= What this task involves =
How many lines in these records hold the string "Clip"? Reply with the number alone.

--

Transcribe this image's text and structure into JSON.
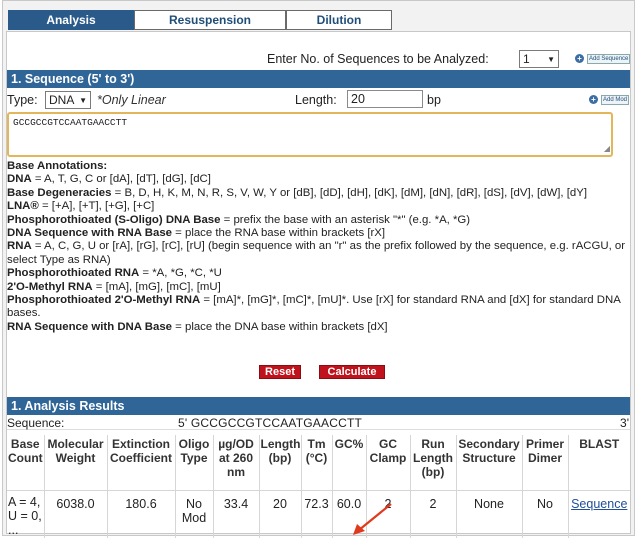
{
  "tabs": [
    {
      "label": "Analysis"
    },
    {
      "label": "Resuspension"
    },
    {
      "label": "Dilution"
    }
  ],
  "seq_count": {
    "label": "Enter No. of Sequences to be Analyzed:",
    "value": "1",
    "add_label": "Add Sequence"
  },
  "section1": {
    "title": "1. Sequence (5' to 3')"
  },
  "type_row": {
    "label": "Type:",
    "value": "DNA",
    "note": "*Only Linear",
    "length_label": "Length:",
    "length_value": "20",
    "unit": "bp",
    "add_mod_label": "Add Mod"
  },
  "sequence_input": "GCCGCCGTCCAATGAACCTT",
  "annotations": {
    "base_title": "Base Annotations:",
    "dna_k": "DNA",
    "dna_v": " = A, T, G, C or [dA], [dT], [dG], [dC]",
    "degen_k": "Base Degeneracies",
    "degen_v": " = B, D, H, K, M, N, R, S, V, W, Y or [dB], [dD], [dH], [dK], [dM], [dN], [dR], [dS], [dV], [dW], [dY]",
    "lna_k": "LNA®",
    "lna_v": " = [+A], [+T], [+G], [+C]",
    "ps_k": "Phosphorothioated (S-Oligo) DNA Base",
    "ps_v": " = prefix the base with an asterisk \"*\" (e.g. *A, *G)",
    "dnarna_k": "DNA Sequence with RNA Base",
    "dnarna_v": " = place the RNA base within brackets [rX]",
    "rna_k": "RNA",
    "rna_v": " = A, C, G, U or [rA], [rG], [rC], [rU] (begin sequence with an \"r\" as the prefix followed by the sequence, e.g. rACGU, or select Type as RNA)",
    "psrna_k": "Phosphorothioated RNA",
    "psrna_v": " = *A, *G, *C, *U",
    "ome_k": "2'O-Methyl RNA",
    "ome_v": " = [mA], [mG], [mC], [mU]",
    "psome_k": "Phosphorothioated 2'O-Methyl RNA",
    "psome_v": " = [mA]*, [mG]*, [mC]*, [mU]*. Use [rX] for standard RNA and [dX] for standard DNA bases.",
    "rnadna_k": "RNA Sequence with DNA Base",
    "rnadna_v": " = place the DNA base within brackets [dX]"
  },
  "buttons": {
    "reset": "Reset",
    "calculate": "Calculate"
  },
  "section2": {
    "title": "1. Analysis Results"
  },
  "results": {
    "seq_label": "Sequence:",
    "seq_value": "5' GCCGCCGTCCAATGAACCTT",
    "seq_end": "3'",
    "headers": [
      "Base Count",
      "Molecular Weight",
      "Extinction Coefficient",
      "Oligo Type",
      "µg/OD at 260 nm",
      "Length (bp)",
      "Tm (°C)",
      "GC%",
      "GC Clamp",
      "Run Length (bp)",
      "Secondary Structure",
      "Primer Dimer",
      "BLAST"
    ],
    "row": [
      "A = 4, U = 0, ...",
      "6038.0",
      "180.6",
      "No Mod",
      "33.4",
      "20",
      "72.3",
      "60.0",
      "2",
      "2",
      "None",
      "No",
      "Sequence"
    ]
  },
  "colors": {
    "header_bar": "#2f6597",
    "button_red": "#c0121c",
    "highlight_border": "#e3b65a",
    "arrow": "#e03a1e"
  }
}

--

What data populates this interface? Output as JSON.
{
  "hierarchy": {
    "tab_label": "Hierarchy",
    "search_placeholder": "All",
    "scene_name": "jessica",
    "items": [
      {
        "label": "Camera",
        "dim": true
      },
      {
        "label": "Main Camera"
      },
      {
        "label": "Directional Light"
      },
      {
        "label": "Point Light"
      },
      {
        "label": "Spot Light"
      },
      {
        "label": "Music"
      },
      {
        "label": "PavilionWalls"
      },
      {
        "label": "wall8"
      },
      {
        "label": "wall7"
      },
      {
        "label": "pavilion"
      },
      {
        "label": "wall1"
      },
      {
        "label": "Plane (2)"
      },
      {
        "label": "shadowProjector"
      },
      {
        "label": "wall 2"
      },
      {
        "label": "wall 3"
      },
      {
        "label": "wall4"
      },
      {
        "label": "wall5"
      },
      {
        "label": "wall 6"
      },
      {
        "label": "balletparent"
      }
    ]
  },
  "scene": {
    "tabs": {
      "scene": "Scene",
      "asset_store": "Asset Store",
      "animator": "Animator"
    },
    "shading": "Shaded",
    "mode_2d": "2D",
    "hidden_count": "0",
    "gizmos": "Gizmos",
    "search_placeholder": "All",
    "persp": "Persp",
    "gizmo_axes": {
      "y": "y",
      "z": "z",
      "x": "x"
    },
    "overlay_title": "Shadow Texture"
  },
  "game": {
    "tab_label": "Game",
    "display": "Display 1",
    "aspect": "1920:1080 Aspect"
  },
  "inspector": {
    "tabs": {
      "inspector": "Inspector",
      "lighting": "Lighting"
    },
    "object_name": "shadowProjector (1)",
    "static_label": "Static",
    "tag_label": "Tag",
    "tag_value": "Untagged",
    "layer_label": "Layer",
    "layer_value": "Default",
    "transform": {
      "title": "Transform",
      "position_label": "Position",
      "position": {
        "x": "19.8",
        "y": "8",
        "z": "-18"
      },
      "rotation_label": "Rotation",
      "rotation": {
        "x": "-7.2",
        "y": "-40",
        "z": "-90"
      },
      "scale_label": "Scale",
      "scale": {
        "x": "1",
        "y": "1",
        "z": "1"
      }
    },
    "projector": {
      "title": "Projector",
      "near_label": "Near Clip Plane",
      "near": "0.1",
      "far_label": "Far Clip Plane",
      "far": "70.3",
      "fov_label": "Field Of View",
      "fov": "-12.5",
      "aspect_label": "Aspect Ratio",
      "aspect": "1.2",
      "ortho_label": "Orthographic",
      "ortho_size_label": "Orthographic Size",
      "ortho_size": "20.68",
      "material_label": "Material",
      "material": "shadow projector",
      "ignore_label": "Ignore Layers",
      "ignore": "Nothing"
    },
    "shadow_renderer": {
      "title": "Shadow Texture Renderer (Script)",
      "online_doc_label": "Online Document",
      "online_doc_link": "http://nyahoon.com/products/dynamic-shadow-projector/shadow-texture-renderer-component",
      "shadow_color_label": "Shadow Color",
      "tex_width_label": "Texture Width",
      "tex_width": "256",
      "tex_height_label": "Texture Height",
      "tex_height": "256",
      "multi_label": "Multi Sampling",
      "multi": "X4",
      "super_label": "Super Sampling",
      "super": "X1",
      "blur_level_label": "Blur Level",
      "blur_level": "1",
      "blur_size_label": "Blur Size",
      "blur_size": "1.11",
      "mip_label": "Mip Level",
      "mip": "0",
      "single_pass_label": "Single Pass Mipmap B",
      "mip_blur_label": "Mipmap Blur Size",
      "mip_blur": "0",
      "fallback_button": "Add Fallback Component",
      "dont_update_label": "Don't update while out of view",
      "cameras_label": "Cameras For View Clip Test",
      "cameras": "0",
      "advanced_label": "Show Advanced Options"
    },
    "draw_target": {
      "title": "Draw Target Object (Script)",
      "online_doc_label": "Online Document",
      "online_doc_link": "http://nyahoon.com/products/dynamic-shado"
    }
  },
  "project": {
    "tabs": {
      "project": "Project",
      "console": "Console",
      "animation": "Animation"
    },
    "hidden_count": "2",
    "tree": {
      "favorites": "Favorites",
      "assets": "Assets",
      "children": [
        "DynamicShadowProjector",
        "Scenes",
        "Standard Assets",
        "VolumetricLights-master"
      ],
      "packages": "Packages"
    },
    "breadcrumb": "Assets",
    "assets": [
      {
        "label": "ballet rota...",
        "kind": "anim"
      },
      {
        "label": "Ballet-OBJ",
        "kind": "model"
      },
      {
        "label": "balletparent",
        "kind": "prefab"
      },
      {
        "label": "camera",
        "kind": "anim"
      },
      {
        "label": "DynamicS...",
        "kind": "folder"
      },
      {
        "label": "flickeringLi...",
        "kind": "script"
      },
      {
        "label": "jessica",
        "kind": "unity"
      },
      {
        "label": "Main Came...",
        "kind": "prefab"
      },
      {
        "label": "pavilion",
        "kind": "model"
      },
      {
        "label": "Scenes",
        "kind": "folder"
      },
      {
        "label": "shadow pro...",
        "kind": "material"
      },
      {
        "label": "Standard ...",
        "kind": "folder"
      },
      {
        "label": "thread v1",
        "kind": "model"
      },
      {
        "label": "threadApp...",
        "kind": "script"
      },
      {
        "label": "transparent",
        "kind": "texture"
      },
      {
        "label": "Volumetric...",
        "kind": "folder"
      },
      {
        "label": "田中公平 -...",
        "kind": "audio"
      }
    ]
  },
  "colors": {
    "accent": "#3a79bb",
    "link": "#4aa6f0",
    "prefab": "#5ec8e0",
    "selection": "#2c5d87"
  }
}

--

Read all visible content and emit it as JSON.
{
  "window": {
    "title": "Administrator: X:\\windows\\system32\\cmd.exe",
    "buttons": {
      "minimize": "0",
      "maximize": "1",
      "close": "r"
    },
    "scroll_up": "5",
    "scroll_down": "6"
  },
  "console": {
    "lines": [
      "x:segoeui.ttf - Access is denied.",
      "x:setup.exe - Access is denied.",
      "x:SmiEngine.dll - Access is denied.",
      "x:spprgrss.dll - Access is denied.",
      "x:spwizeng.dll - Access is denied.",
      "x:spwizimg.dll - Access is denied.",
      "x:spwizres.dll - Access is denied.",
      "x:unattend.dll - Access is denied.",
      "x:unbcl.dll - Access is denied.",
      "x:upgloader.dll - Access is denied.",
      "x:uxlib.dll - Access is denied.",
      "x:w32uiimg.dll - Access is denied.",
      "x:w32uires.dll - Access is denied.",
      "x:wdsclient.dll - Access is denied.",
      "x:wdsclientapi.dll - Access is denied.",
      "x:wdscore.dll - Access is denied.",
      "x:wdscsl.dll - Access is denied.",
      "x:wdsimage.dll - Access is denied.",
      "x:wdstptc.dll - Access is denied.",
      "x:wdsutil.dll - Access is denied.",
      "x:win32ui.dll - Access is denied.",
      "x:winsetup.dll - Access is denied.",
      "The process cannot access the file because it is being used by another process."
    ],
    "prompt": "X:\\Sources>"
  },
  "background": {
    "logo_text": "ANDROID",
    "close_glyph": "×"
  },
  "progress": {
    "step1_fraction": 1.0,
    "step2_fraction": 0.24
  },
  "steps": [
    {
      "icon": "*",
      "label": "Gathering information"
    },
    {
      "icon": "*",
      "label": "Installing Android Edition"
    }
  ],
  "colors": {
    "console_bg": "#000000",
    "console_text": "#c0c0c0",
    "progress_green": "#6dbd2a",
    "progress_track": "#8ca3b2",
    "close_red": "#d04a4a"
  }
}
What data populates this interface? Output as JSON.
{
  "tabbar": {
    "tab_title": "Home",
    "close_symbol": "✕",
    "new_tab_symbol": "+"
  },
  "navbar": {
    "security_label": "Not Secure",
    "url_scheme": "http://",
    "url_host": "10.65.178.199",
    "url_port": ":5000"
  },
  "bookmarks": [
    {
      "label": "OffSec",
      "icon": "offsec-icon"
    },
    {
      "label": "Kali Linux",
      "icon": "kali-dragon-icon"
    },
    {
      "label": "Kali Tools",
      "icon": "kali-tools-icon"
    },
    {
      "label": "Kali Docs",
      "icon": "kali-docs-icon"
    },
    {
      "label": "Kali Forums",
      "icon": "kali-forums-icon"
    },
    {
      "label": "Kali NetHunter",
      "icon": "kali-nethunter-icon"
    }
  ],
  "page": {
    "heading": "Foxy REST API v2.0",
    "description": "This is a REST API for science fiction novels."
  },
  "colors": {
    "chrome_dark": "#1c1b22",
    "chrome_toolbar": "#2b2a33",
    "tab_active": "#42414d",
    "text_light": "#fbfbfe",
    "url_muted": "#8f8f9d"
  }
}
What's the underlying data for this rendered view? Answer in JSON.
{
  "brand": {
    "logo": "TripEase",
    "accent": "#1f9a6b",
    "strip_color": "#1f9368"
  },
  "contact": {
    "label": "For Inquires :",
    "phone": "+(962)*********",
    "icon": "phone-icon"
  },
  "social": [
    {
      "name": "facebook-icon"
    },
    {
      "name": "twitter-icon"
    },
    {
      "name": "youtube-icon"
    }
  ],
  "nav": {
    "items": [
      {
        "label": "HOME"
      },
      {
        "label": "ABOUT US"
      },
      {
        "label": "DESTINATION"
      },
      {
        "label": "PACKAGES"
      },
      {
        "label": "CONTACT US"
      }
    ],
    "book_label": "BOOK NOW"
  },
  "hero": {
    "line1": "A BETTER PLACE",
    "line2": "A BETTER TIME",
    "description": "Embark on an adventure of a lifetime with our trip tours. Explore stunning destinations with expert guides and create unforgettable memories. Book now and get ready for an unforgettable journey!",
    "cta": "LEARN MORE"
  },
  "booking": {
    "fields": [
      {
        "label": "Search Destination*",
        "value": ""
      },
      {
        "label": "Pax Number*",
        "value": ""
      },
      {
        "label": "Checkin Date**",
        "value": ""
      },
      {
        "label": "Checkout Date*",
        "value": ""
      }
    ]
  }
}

--

= Final answer =
3